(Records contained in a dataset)

-*-*-

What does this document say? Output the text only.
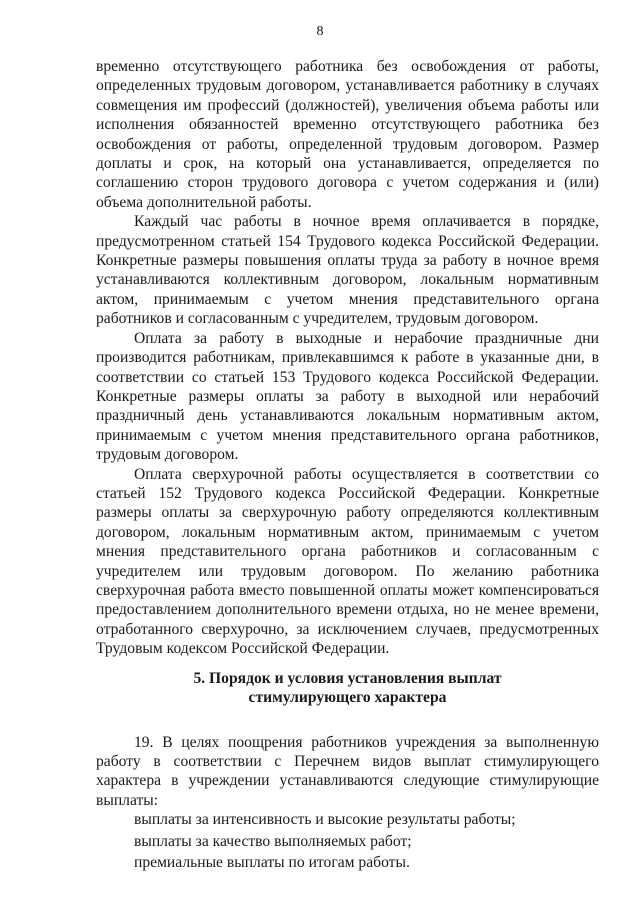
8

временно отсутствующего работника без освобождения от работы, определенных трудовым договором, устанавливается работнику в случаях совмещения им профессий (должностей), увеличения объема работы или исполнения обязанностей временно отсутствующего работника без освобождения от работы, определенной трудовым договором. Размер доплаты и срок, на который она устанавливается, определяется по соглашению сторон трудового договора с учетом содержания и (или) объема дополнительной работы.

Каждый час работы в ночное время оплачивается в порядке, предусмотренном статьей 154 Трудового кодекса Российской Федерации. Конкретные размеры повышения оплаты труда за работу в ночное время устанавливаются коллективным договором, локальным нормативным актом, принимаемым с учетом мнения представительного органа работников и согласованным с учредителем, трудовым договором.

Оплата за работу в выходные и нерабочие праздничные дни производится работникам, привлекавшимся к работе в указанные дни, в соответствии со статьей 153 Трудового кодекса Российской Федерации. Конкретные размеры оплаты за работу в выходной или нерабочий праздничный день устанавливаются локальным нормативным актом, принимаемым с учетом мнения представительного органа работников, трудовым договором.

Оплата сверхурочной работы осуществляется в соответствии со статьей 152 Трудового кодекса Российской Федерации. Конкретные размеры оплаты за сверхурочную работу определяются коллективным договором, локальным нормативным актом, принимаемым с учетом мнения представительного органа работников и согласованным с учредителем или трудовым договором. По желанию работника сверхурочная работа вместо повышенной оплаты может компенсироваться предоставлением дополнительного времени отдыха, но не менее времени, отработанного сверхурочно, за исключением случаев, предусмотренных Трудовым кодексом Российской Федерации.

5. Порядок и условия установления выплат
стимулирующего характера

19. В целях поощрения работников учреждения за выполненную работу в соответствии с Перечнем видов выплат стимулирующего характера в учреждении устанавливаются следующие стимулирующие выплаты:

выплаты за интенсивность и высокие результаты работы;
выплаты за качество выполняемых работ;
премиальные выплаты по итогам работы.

-*-*-

__Task goal__
All lines holding the word "стимулирующего" should be picked out and copied.

__Answer to this exercise__
стимулирующего характера
19. В целях поощрения работников учреждения за выполненную работу в соответствии с Перечнем видов выплат стимулирующего характера в учреждении устанавливаются следующие стимулирующие выплаты:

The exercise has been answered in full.